### Direction
Tally every line of the listing below that holds "this", then give the tally alone.

Stored records:
################

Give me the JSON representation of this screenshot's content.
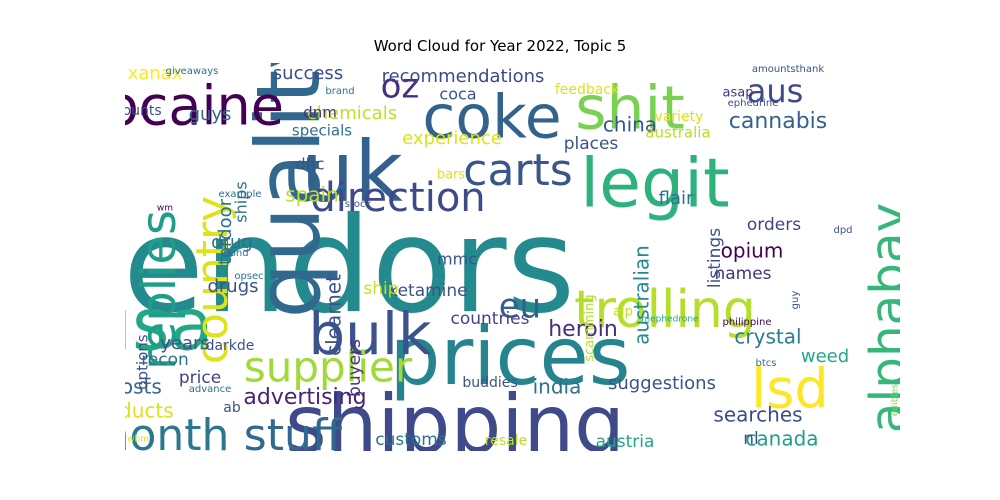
{
  "chart_data": {
    "type": "wordcloud",
    "title": "Word Cloud for Year 2022, Topic 5",
    "colormap": "viridis",
    "words": [
      {
        "text": "vendors",
        "size": 100,
        "color": "#238a8d"
      },
      {
        "text": "quality",
        "size": 62,
        "color": "#31688e"
      },
      {
        "text": "uk",
        "size": 60,
        "color": "#34608d"
      },
      {
        "text": "prices",
        "size": 58,
        "color": "#25848e"
      },
      {
        "text": "shipping",
        "size": 58,
        "color": "#3e4a89"
      },
      {
        "text": "usa",
        "size": 55,
        "color": "#22a884"
      },
      {
        "text": "legit",
        "size": 50,
        "color": "#2db27d"
      },
      {
        "text": "coke",
        "size": 44,
        "color": "#33638d"
      },
      {
        "text": "shit",
        "size": 44,
        "color": "#7ad151"
      },
      {
        "text": "bulk",
        "size": 42,
        "color": "#3b528b"
      },
      {
        "text": "cocaine",
        "size": 40,
        "color": "#440154"
      },
      {
        "text": "lsd",
        "size": 40,
        "color": "#fde725"
      },
      {
        "text": "trolling",
        "size": 38,
        "color": "#b5de2b"
      },
      {
        "text": "alphabay",
        "size": 36,
        "color": "#35b779"
      },
      {
        "text": "replies",
        "size": 35,
        "color": "#1f9e89"
      },
      {
        "text": "carts",
        "size": 33,
        "color": "#39568c"
      },
      {
        "text": "month",
        "size": 32,
        "color": "#2a788e"
      },
      {
        "text": "country",
        "size": 32,
        "color": "#dde318"
      },
      {
        "text": "stuff",
        "size": 32,
        "color": "#31688e"
      },
      {
        "text": "supplier",
        "size": 30,
        "color": "#a0da39"
      },
      {
        "text": "direction",
        "size": 28,
        "color": "#3e4a89"
      },
      {
        "text": "oz",
        "size": 26,
        "color": "#472f7d"
      },
      {
        "text": "eu",
        "size": 26,
        "color": "#355f8d"
      },
      {
        "text": "aus",
        "size": 24,
        "color": "#3e4989"
      },
      {
        "text": "heroin",
        "size": 19,
        "color": "#46307e"
      },
      {
        "text": "advertising",
        "size": 18,
        "color": "#482475"
      },
      {
        "text": "cannabis",
        "size": 17,
        "color": "#33638d"
      },
      {
        "text": "china",
        "size": 17,
        "color": "#3b528b"
      },
      {
        "text": "crystal",
        "size": 16,
        "color": "#287d8e"
      },
      {
        "text": "posts",
        "size": 17,
        "color": "#31688e"
      },
      {
        "text": "opium",
        "size": 16,
        "color": "#440154"
      },
      {
        "text": "searches",
        "size": 16,
        "color": "#3e4a89"
      },
      {
        "text": "india",
        "size": 16,
        "color": "#2c728e"
      },
      {
        "text": "canada",
        "size": 16,
        "color": "#1fa088"
      },
      {
        "text": "products",
        "size": 16,
        "color": "#dde318"
      },
      {
        "text": "spain",
        "size": 16,
        "color": "#b8de29"
      },
      {
        "text": "clearnet",
        "size": 15,
        "color": "#3b528b"
      },
      {
        "text": "australian",
        "size": 15,
        "color": "#238a8d"
      },
      {
        "text": "success",
        "size": 15,
        "color": "#3e4a89"
      },
      {
        "text": "recommendations",
        "size": 15,
        "color": "#3e4a89"
      },
      {
        "text": "experience",
        "size": 15,
        "color": "#dde318"
      },
      {
        "text": "suggestions",
        "size": 15,
        "color": "#3b528b"
      },
      {
        "text": "xanax",
        "size": 15,
        "color": "#fde725"
      },
      {
        "text": "guys",
        "size": 15,
        "color": "#31688e"
      },
      {
        "text": "chemicals",
        "size": 15,
        "color": "#c2df23"
      },
      {
        "text": "weed",
        "size": 14,
        "color": "#22a884"
      },
      {
        "text": "years",
        "size": 15,
        "color": "#3b528b"
      },
      {
        "text": "drugs",
        "size": 14,
        "color": "#3b528b"
      },
      {
        "text": "drug",
        "size": 14,
        "color": "#2c728e"
      },
      {
        "text": "tordoor",
        "size": 14,
        "color": "#2c728e"
      },
      {
        "text": "flair",
        "size": 15,
        "color": "#2c728e"
      },
      {
        "text": "orders",
        "size": 14,
        "color": "#414487"
      },
      {
        "text": "places",
        "size": 14,
        "color": "#3b528b"
      },
      {
        "text": "names",
        "size": 14,
        "color": "#46337f"
      },
      {
        "text": "ketamine",
        "size": 14,
        "color": "#3b528b"
      },
      {
        "text": "countries",
        "size": 14,
        "color": "#414487"
      },
      {
        "text": "listings",
        "size": 14,
        "color": "#3b528b"
      },
      {
        "text": "buyers",
        "size": 14,
        "color": "#46337f"
      },
      {
        "text": "australia",
        "size": 13,
        "color": "#b5de2b"
      },
      {
        "text": "customs",
        "size": 14,
        "color": "#2c728e"
      },
      {
        "text": "ship",
        "size": 14,
        "color": "#c8e020"
      },
      {
        "text": "price",
        "size": 14,
        "color": "#414487"
      },
      {
        "text": "recon",
        "size": 14,
        "color": "#2c728e"
      },
      {
        "text": "austria",
        "size": 14,
        "color": "#22a884"
      },
      {
        "text": "nl",
        "size": 14,
        "color": "#3b528b"
      },
      {
        "text": "mmc",
        "size": 13,
        "color": "#3b528b"
      },
      {
        "text": "dhc",
        "size": 13,
        "color": "#3b528b"
      },
      {
        "text": "ships",
        "size": 13,
        "color": "#2c728e"
      },
      {
        "text": "coca",
        "size": 13,
        "color": "#3b528b"
      },
      {
        "text": "options",
        "size": 13,
        "color": "#3b528b"
      },
      {
        "text": "specials",
        "size": 13,
        "color": "#2c728e"
      },
      {
        "text": "amounts",
        "size": 13,
        "color": "#3b528b"
      },
      {
        "text": "dnm",
        "size": 13,
        "color": "#46337f"
      },
      {
        "text": "darkde",
        "size": 12,
        "color": "#3b528b"
      },
      {
        "text": "buddies",
        "size": 12,
        "color": "#3b528b"
      },
      {
        "text": "ab",
        "size": 12,
        "color": "#3b528b"
      },
      {
        "text": "variety",
        "size": 12,
        "color": "#dde318"
      },
      {
        "text": "feedback",
        "size": 12,
        "color": "#dde318"
      },
      {
        "text": "resale",
        "size": 12,
        "color": "#b5de2b"
      },
      {
        "text": "scamming",
        "size": 11,
        "color": "#b5de2b"
      },
      {
        "text": "alp",
        "size": 11,
        "color": "#c2df23"
      },
      {
        "text": "bars",
        "size": 11,
        "color": "#dde318"
      },
      {
        "text": "asap",
        "size": 11,
        "color": "#46337f"
      },
      {
        "text": "amountsthank",
        "size": 10,
        "color": "#3b528b"
      },
      {
        "text": "ephedrine",
        "size": 9,
        "color": "#3b528b"
      },
      {
        "text": "giveaways",
        "size": 9,
        "color": "#2c728e"
      },
      {
        "text": "brand",
        "size": 9,
        "color": "#2c728e"
      },
      {
        "text": "philippine",
        "size": 9,
        "color": "#440154"
      },
      {
        "text": "mephedrone",
        "size": 8,
        "color": "#22a884"
      },
      {
        "text": "guy",
        "size": 9,
        "color": "#3b528b"
      },
      {
        "text": "example",
        "size": 9,
        "color": "#2c728e"
      },
      {
        "text": "stock",
        "size": 9,
        "color": "#3b528b"
      },
      {
        "text": "bond",
        "size": 9,
        "color": "#2c728e"
      },
      {
        "text": "opsec",
        "size": 9,
        "color": "#2c728e"
      },
      {
        "text": "advance",
        "size": 9,
        "color": "#2c728e"
      },
      {
        "text": "btcs",
        "size": 9,
        "color": "#2c728e"
      },
      {
        "text": "dpd",
        "size": 9,
        "color": "#3b528b"
      },
      {
        "text": "edibles",
        "size": 8,
        "color": "#7ad151"
      },
      {
        "text": "wm",
        "size": 8,
        "color": "#440154"
      },
      {
        "text": "whm",
        "size": 8,
        "color": "#dde318"
      }
    ]
  }
}
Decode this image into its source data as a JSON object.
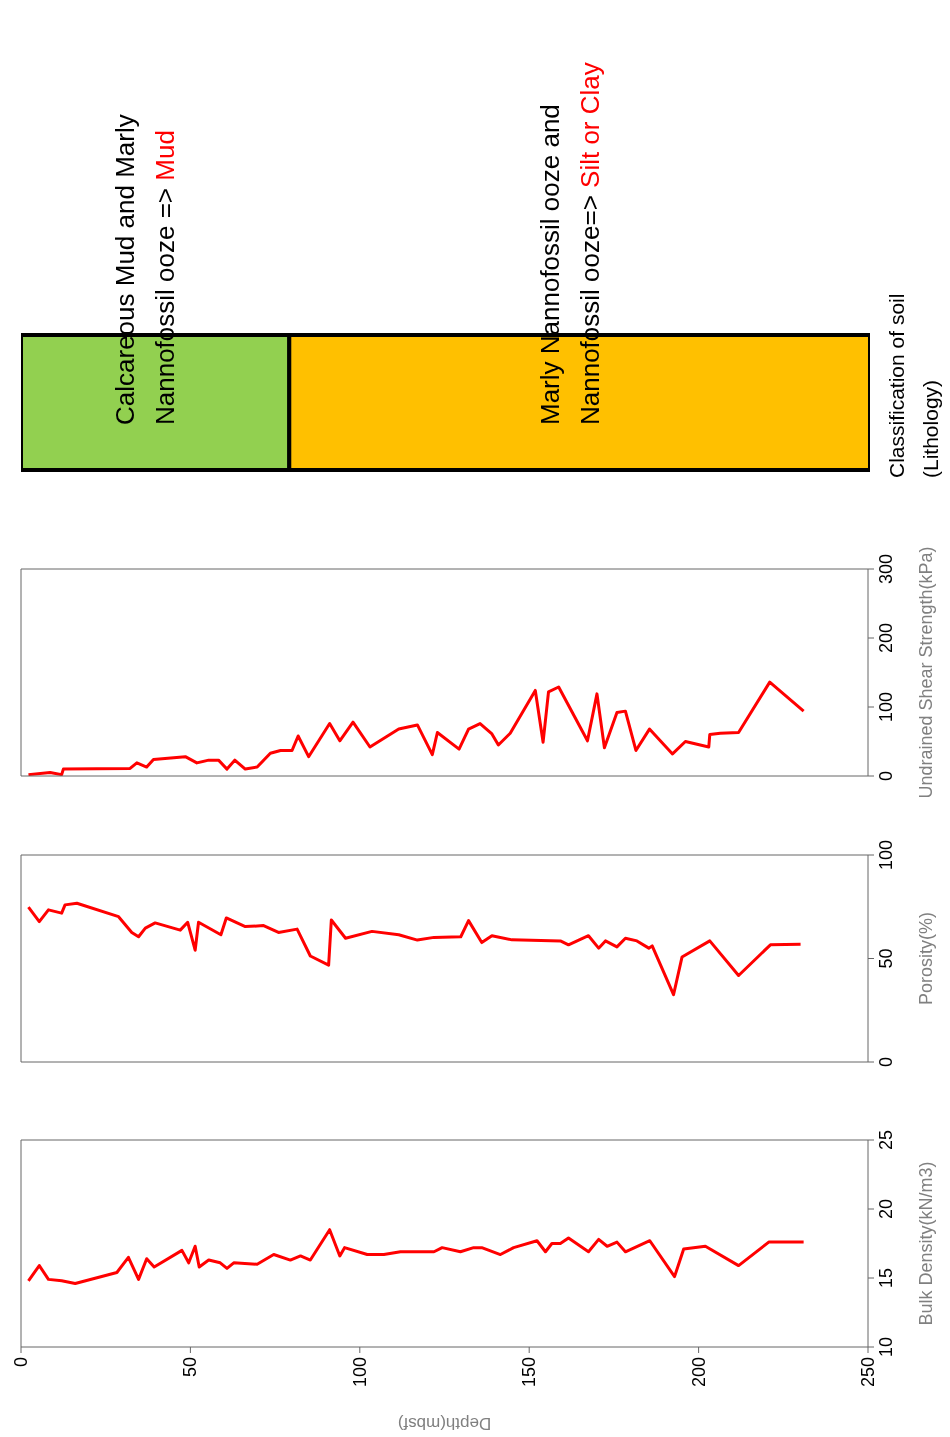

################

### Response to the exercise
2